<<<<

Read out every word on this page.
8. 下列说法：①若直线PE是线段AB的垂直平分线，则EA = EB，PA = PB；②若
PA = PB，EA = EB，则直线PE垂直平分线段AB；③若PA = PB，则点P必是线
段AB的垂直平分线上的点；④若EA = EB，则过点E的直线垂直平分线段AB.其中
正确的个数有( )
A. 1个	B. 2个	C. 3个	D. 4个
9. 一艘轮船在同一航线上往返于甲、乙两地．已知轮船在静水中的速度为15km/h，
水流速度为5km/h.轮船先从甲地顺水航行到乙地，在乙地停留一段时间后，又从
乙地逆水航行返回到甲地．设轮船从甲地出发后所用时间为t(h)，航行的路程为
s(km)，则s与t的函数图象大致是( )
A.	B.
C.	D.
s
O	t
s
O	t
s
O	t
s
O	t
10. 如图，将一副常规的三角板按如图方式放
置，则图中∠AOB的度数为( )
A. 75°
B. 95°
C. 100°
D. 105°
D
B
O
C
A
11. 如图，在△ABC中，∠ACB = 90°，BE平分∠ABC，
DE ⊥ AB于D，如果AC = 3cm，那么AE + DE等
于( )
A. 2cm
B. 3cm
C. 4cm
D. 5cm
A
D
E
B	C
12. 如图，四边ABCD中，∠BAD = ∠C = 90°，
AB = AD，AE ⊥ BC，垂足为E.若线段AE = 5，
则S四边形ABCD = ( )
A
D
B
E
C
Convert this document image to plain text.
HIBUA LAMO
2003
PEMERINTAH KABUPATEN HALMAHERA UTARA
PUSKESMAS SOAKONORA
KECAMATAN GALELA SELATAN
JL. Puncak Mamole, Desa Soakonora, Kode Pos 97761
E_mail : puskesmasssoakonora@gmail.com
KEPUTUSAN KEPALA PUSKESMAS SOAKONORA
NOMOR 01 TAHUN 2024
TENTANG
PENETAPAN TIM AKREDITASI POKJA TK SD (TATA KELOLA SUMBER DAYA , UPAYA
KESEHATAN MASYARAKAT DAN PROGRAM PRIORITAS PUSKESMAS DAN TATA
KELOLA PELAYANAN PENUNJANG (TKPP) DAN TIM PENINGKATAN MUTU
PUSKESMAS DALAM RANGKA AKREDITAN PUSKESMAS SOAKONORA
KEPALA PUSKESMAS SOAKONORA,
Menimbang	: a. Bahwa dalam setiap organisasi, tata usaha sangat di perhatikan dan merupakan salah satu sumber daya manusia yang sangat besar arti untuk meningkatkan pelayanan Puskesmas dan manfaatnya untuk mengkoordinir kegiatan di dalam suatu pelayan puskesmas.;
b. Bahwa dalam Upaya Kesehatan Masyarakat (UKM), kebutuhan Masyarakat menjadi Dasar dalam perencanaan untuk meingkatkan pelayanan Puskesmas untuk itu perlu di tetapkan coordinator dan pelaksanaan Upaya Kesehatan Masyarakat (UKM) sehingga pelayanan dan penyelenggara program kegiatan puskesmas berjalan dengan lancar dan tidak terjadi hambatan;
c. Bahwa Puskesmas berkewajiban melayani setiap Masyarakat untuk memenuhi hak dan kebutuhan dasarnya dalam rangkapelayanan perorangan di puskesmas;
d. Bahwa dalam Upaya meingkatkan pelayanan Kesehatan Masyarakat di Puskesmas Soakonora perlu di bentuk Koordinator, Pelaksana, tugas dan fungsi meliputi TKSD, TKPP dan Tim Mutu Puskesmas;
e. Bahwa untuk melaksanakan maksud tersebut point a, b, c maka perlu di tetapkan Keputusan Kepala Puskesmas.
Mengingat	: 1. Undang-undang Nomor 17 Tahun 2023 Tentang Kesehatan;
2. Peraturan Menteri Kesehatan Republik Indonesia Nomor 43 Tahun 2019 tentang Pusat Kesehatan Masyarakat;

>>>>

Using the records above, please retype only the run of lines from the line holding "Convert this document image to plain text." through the last line, both ends included.

Convert this document image to plain text.
HIBUA LAMO
2003
PEMERINTAH KABUPATEN HALMAHERA UTARA
PUSKESMAS SOAKONORA
KECAMATAN GALELA SELATAN
JL. Puncak Mamole, Desa Soakonora, Kode Pos 97761
E_mail : puskesmasssoakonora@gmail.com
KEPUTUSAN KEPALA PUSKESMAS SOAKONORA
NOMOR 01 TAHUN 2024
TENTANG
PENETAPAN TIM AKREDITASI POKJA TK SD (TATA KELOLA SUMBER DAYA , UPAYA
KESEHATAN MASYARAKAT DAN PROGRAM PRIORITAS PUSKESMAS DAN TATA
KELOLA PELAYANAN PENUNJANG (TKPP) DAN TIM PENINGKATAN MUTU
PUSKESMAS DALAM RANGKA AKREDITAN PUSKESMAS SOAKONORA
KEPALA PUSKESMAS SOAKONORA,
Menimbang	: a. Bahwa dalam setiap organisasi, tata usaha sangat di perhatikan dan merupakan salah satu sumber daya manusia yang sangat besar arti untuk meningkatkan pelayanan Puskesmas dan manfaatnya untuk mengkoordinir kegiatan di dalam suatu pelayan puskesmas.;
b. Bahwa dalam Upaya Kesehatan Masyarakat (UKM), kebutuhan Masyarakat menjadi Dasar dalam perencanaan untuk meingkatkan pelayanan Puskesmas untuk itu perlu di tetapkan coordinator dan pelaksanaan Upaya Kesehatan Masyarakat (UKM) sehingga pelayanan dan penyelenggara program kegiatan puskesmas berjalan dengan lancar dan tidak terjadi hambatan;
c. Bahwa Puskesmas berkewajiban melayani setiap Masyarakat untuk memenuhi hak dan kebutuhan dasarnya dalam rangkapelayanan perorangan di puskesmas;
d. Bahwa dalam Upaya meingkatkan pelayanan Kesehatan Masyarakat di Puskesmas Soakonora perlu di bentuk Koordinator, Pelaksana, tugas dan fungsi meliputi TKSD, TKPP dan Tim Mutu Puskesmas;
e. Bahwa untuk melaksanakan maksud tersebut point a, b, c maka perlu di tetapkan Keputusan Kepala Puskesmas.
Mengingat	: 1. Undang-undang Nomor 17 Tahun 2023 Tentang Kesehatan;
2. Peraturan Menteri Kesehatan Republik Indonesia Nomor 43 Tahun 2019 tentang Pusat Kesehatan Masyarakat;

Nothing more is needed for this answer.